PROBLEM REQUIREMENTS:
Below are some records; repeat them all exactly, minus the pictures.
____________________
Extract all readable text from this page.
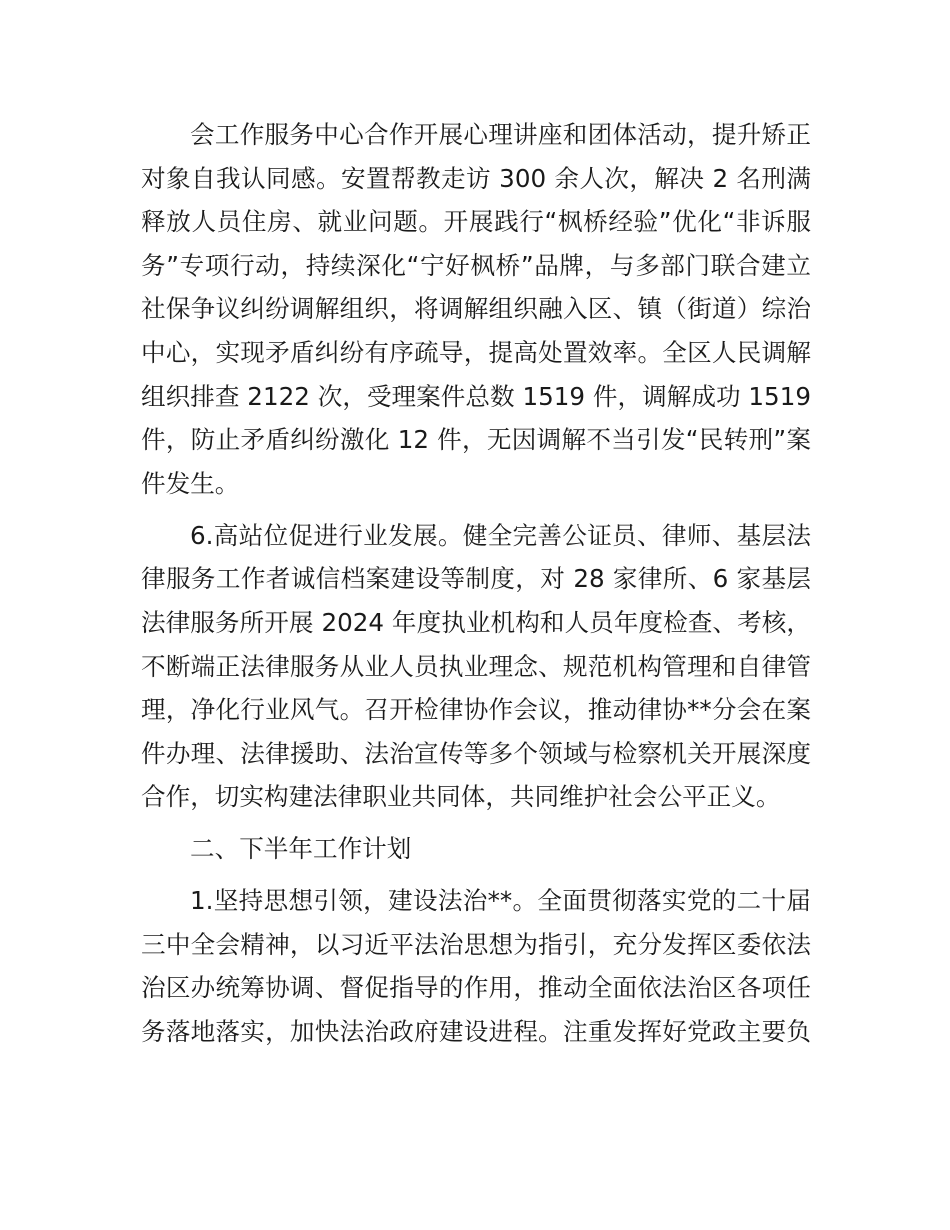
会工作服务中心合作开展心理讲座和团体活动，提升矫正
对象自我认同感。安置帮教走访 300 余人次，解决 2 名刑满
释放人员住房、就业问题。开展践行“枫桥经验”优化“非诉服
务”专项行动，持续深化“宁好枫桥”品牌，与多部门联合建立
社保争议纠纷调解组织，将调解组织融入区、镇（街道）综治
中心，实现矛盾纠纷有序疏导，提高处置效率。全区人民调解
组织排查 2122 次，受理案件总数 1519 件，调解成功 1519
件，防止矛盾纠纷激化 12 件，无因调解不当引发“民转刑”案
件发生。
6.高站位促进行业发展。健全完善公证员、律师、基层法
律服务工作者诚信档案建设等制度，对 28 家律所、6 家基层
法律服务所开展 2024 年度执业机构和人员年度检查、考核，
不断端正法律服务从业人员执业理念、规范机构管理和自律管
理，净化行业风气。召开检律协作会议，推动律协**分会在案
件办理、法律援助、法治宣传等多个领域与检察机关开展深度
合作，切实构建法律职业共同体，共同维护社会公平正义。
二、下半年工作计划
1.坚持思想引领，建设法治**。全面贯彻落实党的二十届
三中全会精神，以习近平法治思想为指引，充分发挥区委依法
治区办统筹协调、督促指导的作用，推动全面依法治区各项任
务落地落实，加快法治政府建设进程。注重发挥好党政主要负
____________________
ANSWER TO THIS PROBLEM:
Extract all readable text from this page.
会工作服务中心合作开展心理讲座和团体活动，提升矫正
对象自我认同感。安置帮教走访 300 余人次，解决 2 名刑满
释放人员住房、就业问题。开展践行“枫桥经验”优化“非诉服
务”专项行动，持续深化“宁好枫桥”品牌，与多部门联合建立
社保争议纠纷调解组织，将调解组织融入区、镇（街道）综治
中心，实现矛盾纠纷有序疏导，提高处置效率。全区人民调解
组织排查 2122 次，受理案件总数 1519 件，调解成功 1519
件，防止矛盾纠纷激化 12 件，无因调解不当引发“民转刑”案
件发生。
6.高站位促进行业发展。健全完善公证员、律师、基层法
律服务工作者诚信档案建设等制度，对 28 家律所、6 家基层
法律服务所开展 2024 年度执业机构和人员年度检查、考核，
不断端正法律服务从业人员执业理念、规范机构管理和自律管
理，净化行业风气。召开检律协作会议，推动律协**分会在案
件办理、法律援助、法治宣传等多个领域与检察机关开展深度
合作，切实构建法律职业共同体，共同维护社会公平正义。
二、下半年工作计划
1.坚持思想引领，建设法治**。全面贯彻落实党的二十届
三中全会精神，以习近平法治思想为指引，充分发挥区委依法
治区办统筹协调、督促指导的作用，推动全面依法治区各项任
务落地落实，加快法治政府建设进程。注重发挥好党政主要负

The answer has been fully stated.